Data entries
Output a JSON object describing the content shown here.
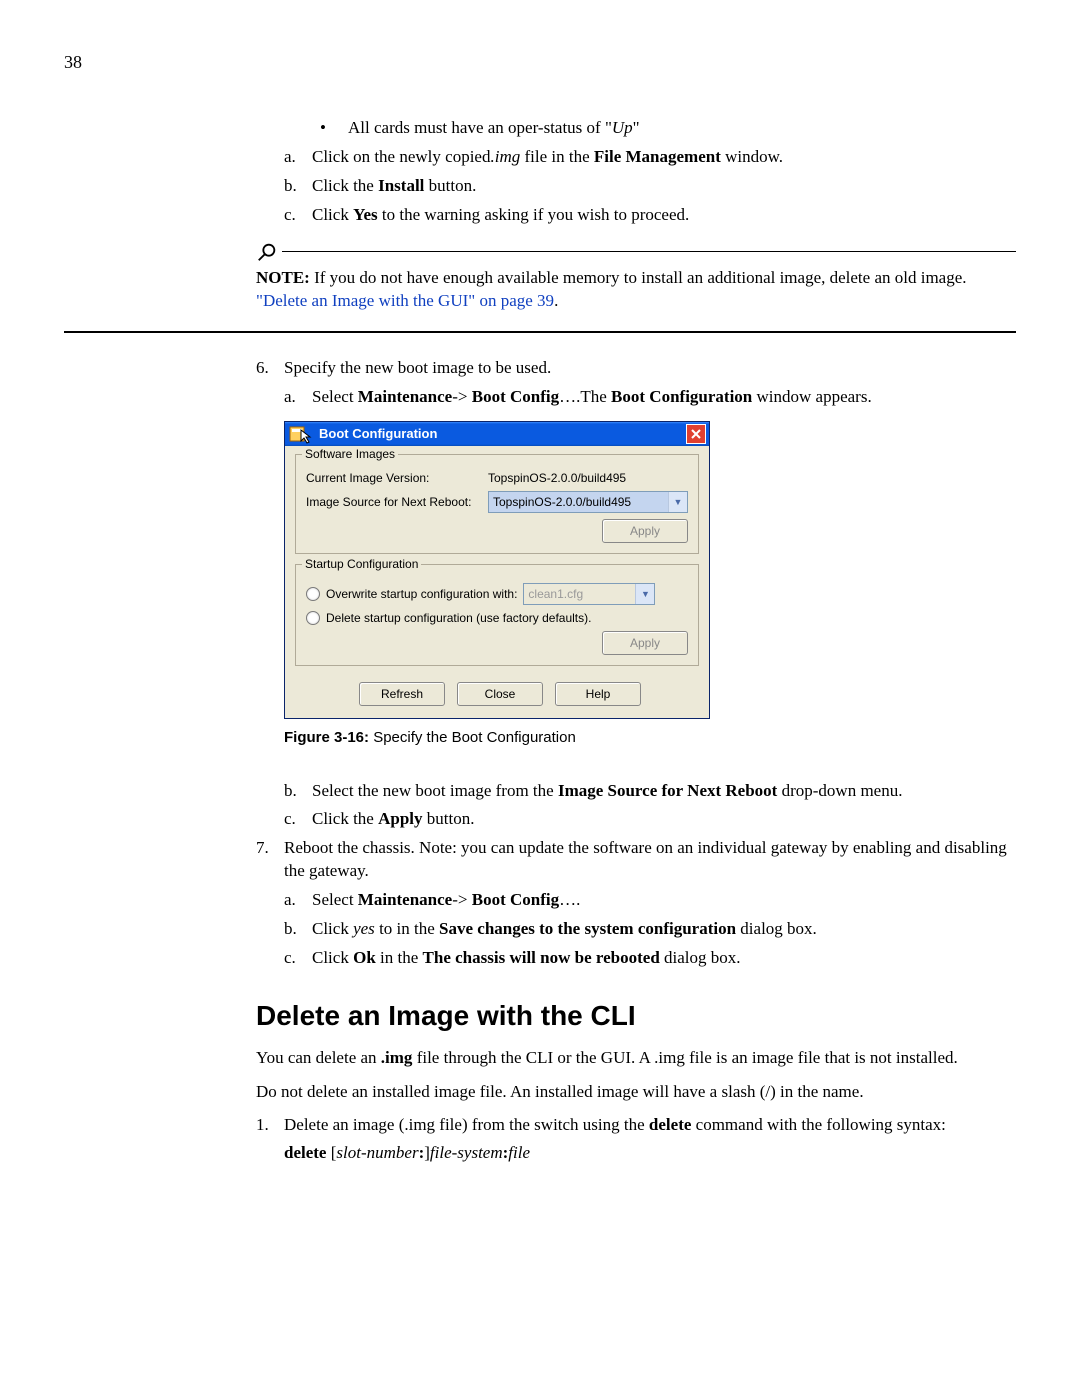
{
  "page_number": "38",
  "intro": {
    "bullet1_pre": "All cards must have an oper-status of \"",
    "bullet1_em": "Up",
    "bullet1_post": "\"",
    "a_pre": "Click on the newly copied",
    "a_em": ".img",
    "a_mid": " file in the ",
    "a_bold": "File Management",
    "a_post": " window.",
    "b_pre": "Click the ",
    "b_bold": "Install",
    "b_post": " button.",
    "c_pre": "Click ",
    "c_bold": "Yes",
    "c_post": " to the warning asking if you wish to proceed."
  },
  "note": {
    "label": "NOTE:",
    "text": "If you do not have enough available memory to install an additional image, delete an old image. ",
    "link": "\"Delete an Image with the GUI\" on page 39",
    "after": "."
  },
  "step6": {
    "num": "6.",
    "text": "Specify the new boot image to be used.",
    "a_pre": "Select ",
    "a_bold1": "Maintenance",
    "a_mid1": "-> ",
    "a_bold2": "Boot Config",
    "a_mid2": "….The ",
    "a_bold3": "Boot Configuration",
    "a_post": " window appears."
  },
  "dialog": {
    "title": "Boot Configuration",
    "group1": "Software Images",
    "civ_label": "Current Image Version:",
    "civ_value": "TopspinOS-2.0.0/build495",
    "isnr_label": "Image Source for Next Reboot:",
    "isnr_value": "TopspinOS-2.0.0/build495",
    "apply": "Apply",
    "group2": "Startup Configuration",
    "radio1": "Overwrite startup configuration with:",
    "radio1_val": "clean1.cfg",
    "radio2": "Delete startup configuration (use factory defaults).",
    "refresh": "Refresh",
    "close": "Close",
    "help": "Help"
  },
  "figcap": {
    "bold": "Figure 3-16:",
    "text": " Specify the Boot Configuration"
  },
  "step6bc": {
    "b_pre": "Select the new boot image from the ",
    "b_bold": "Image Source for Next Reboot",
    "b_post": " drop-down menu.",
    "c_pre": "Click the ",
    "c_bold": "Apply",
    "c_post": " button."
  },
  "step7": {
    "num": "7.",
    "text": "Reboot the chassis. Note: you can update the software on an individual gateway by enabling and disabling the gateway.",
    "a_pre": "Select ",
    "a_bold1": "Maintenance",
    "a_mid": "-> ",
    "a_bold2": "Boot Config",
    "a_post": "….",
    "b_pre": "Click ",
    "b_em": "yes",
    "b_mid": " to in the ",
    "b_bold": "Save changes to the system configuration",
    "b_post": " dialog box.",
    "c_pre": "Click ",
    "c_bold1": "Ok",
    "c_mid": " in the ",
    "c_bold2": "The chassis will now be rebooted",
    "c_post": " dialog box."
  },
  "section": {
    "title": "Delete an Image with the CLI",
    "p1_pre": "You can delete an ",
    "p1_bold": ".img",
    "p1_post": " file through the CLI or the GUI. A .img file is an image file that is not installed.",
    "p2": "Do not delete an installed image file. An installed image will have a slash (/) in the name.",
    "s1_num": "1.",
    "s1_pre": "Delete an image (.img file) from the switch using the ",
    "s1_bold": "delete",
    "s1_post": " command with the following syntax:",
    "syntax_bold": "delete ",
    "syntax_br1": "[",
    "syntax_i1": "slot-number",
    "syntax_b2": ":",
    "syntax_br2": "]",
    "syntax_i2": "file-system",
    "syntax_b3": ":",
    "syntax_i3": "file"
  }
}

Exercise requirements » Without including any picture, retype the entries exactly.

Written solution »
Output a JSON object describing the content shown here.
{
  "page_number": "38",
  "intro": {
    "bullet1_pre": "All cards must have an oper-status of \"",
    "bullet1_em": "Up",
    "bullet1_post": "\"",
    "a_pre": "Click on the newly copied",
    "a_em": ".img",
    "a_mid": " file in the ",
    "a_bold": "File Management",
    "a_post": " window.",
    "b_pre": "Click the ",
    "b_bold": "Install",
    "b_post": " button.",
    "c_pre": "Click ",
    "c_bold": "Yes",
    "c_post": " to the warning asking if you wish to proceed."
  },
  "note": {
    "label": "NOTE:",
    "text": "If you do not have enough available memory to install an additional image, delete an old image. ",
    "link": "\"Delete an Image with the GUI\" on page 39",
    "after": "."
  },
  "step6": {
    "num": "6.",
    "text": "Specify the new boot image to be used.",
    "a_pre": "Select ",
    "a_bold1": "Maintenance",
    "a_mid1": "-> ",
    "a_bold2": "Boot Config",
    "a_mid2": "….The ",
    "a_bold3": "Boot Configuration",
    "a_post": " window appears."
  },
  "dialog": {
    "title": "Boot Configuration",
    "group1": "Software Images",
    "civ_label": "Current Image Version:",
    "civ_value": "TopspinOS-2.0.0/build495",
    "isnr_label": "Image Source for Next Reboot:",
    "isnr_value": "TopspinOS-2.0.0/build495",
    "apply": "Apply",
    "group2": "Startup Configuration",
    "radio1": "Overwrite startup configuration with:",
    "radio1_val": "clean1.cfg",
    "radio2": "Delete startup configuration (use factory defaults).",
    "refresh": "Refresh",
    "close": "Close",
    "help": "Help"
  },
  "figcap": {
    "bold": "Figure 3-16:",
    "text": " Specify the Boot Configuration"
  },
  "step6bc": {
    "b_pre": "Select the new boot image from the ",
    "b_bold": "Image Source for Next Reboot",
    "b_post": " drop-down menu.",
    "c_pre": "Click the ",
    "c_bold": "Apply",
    "c_post": " button."
  },
  "step7": {
    "num": "7.",
    "text": "Reboot the chassis. Note: you can update the software on an individual gateway by enabling and disabling the gateway.",
    "a_pre": "Select ",
    "a_bold1": "Maintenance",
    "a_mid": "-> ",
    "a_bold2": "Boot Config",
    "a_post": "….",
    "b_pre": "Click ",
    "b_em": "yes",
    "b_mid": " to in the ",
    "b_bold": "Save changes to the system configuration",
    "b_post": " dialog box.",
    "c_pre": "Click ",
    "c_bold1": "Ok",
    "c_mid": " in the ",
    "c_bold2": "The chassis will now be rebooted",
    "c_post": " dialog box."
  },
  "section": {
    "title": "Delete an Image with the CLI",
    "p1_pre": "You can delete an ",
    "p1_bold": ".img",
    "p1_post": " file through the CLI or the GUI. A .img file is an image file that is not installed.",
    "p2": "Do not delete an installed image file. An installed image will have a slash (/) in the name.",
    "s1_num": "1.",
    "s1_pre": "Delete an image (.img file) from the switch using the ",
    "s1_bold": "delete",
    "s1_post": " command with the following syntax:",
    "syntax_bold": "delete ",
    "syntax_br1": "[",
    "syntax_i1": "slot-number",
    "syntax_b2": ":",
    "syntax_br2": "]",
    "syntax_i2": "file-system",
    "syntax_b3": ":",
    "syntax_i3": "file"
  }
}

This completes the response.